### Instructions for the task
Where a line holds the word "nhận", copy that line.

━━━ Dataset records

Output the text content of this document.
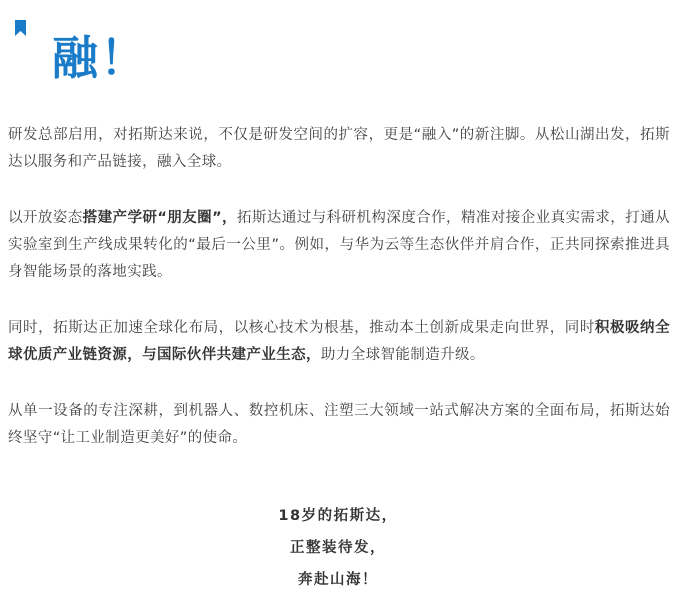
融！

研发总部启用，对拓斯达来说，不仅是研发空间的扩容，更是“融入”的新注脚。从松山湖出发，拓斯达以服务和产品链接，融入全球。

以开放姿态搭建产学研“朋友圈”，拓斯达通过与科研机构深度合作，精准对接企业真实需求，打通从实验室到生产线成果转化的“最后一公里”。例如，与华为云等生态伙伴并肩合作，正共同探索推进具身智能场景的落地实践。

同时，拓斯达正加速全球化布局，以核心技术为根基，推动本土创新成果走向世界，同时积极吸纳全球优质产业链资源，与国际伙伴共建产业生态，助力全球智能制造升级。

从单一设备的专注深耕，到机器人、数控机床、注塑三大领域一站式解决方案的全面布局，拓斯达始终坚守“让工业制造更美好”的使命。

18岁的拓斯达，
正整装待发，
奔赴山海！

━━━━━━
━━━ Dataset records

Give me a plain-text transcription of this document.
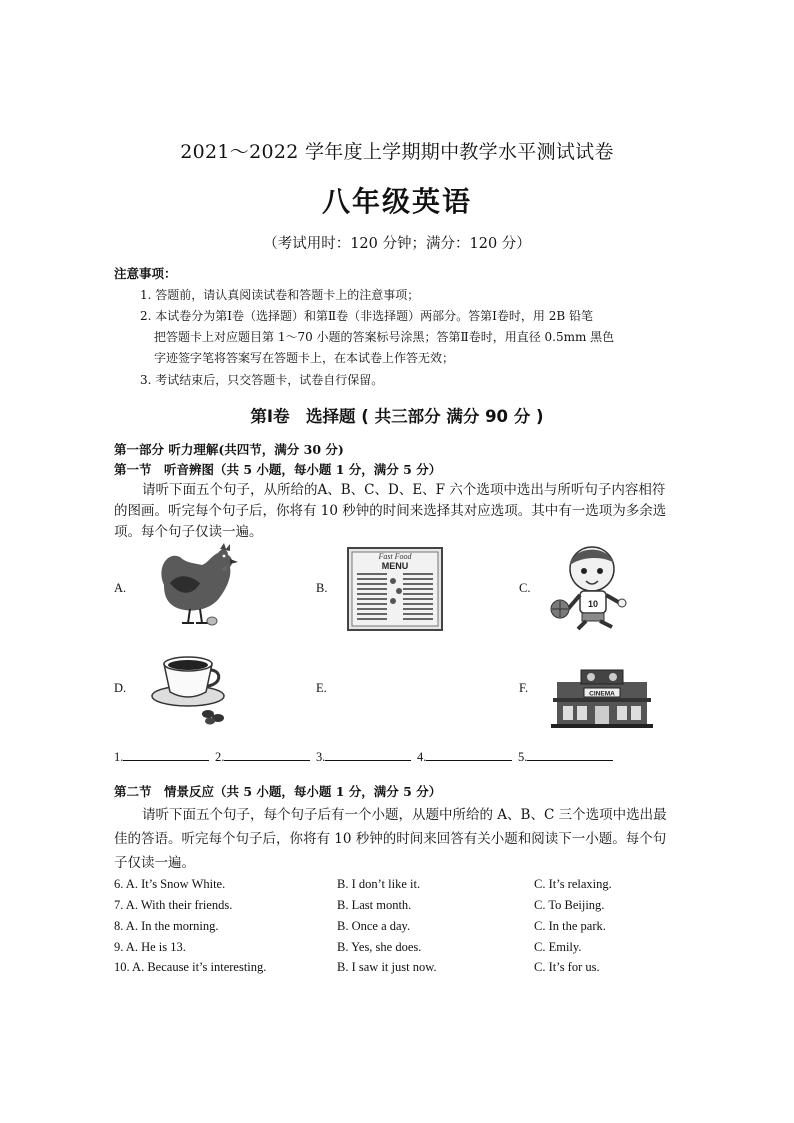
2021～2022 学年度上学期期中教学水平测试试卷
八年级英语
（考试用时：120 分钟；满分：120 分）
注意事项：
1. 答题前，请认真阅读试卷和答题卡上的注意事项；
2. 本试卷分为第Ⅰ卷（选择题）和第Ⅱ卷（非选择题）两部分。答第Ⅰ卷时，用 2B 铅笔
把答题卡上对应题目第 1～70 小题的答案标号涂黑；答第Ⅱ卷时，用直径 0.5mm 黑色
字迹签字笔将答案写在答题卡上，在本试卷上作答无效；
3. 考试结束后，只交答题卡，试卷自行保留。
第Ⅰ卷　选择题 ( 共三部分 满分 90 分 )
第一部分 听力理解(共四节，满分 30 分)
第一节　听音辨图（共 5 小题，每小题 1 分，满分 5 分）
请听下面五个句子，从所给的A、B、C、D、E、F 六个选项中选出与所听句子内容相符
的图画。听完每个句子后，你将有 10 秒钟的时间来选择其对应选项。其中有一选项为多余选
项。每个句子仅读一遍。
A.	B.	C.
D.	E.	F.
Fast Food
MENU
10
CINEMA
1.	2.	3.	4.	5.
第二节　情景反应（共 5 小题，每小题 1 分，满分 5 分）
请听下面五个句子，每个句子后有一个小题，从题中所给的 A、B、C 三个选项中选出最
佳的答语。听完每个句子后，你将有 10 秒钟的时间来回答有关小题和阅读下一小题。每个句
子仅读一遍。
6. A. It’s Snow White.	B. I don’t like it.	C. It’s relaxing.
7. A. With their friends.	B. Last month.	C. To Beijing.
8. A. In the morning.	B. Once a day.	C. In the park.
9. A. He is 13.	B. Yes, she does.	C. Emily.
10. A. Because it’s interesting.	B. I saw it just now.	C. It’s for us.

━━━━━━
━━━ Dataset records

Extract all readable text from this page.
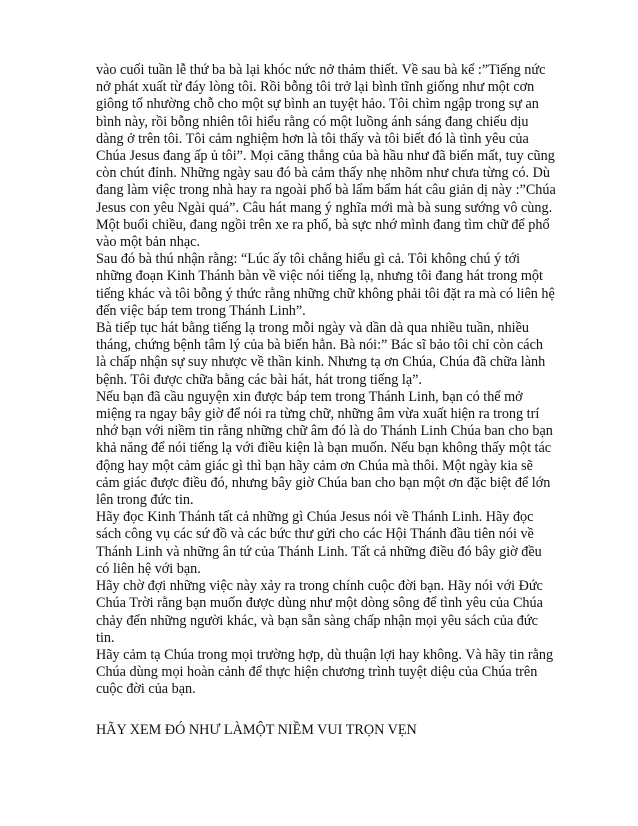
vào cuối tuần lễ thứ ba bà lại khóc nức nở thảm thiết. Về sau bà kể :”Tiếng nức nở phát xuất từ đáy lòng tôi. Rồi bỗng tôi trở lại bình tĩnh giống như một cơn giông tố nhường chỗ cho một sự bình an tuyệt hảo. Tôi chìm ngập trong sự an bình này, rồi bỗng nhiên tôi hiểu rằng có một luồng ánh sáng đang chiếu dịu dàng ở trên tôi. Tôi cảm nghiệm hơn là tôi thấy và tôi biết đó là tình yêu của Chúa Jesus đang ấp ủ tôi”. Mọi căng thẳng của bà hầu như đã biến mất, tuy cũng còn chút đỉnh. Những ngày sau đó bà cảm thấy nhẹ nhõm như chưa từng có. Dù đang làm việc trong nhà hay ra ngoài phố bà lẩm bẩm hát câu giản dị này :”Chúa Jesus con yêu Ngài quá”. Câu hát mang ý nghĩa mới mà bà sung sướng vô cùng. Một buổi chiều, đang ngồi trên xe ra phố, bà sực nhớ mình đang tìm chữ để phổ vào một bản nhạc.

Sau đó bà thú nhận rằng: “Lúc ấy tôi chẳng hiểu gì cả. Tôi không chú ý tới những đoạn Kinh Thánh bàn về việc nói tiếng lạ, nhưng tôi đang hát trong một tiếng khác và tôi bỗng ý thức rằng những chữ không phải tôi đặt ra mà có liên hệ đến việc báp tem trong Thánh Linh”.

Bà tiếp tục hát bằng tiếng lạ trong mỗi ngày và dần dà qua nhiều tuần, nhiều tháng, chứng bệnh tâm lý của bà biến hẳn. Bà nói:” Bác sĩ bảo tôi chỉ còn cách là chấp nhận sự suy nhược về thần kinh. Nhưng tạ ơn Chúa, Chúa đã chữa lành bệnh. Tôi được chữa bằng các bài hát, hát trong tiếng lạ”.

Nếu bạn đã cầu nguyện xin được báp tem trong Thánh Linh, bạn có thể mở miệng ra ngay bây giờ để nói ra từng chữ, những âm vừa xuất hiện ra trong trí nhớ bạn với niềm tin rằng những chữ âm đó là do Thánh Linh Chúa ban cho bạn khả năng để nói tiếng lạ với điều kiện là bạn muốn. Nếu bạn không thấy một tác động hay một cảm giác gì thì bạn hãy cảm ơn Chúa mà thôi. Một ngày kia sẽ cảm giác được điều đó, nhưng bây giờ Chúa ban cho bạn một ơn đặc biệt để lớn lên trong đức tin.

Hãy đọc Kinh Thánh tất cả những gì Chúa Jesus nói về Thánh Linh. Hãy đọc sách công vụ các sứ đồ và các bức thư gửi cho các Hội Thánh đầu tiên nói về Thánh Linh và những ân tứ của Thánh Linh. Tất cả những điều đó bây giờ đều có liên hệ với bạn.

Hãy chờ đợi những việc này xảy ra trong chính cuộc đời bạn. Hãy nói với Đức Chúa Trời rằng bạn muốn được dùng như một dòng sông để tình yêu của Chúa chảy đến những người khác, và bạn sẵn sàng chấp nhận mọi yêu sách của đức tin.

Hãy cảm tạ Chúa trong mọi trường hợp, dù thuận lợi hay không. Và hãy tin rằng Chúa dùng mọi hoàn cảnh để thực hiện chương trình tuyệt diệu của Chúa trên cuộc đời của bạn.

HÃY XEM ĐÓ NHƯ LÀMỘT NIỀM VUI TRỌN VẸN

━━━━━━

### Exercise solution
Sau đó bà thú nhận rằng: “Lúc ấy tôi chẳng hiểu gì cả. Tôi không chú ý tới những đoạn Kinh Thánh bàn về việc nói tiếng lạ, nhưng tôi đang hát trong một tiếng khác và tôi bỗng ý thức rằng những chữ không phải tôi đặt ra mà có liên hệ đến việc báp tem trong Thánh Linh”.
Bà tiếp tục hát bằng tiếng lạ trong mỗi ngày và dần dà qua nhiều tuần, nhiều tháng, chứng bệnh tâm lý của bà biến hẳn. Bà nói:” Bác sĩ bảo tôi chỉ còn cách là chấp nhận sự suy nhược về thần kinh. Nhưng tạ ơn Chúa, Chúa đã chữa lành bệnh. Tôi được chữa bằng các bài hát, hát trong tiếng lạ”.
Hãy chờ đợi những việc này xảy ra trong chính cuộc đời bạn. Hãy nói với Đức Chúa Trời rằng bạn muốn được dùng như một dòng sông để tình yêu của Chúa chảy đến những người khác, và bạn sẵn sàng chấp nhận mọi yêu sách của đức tin.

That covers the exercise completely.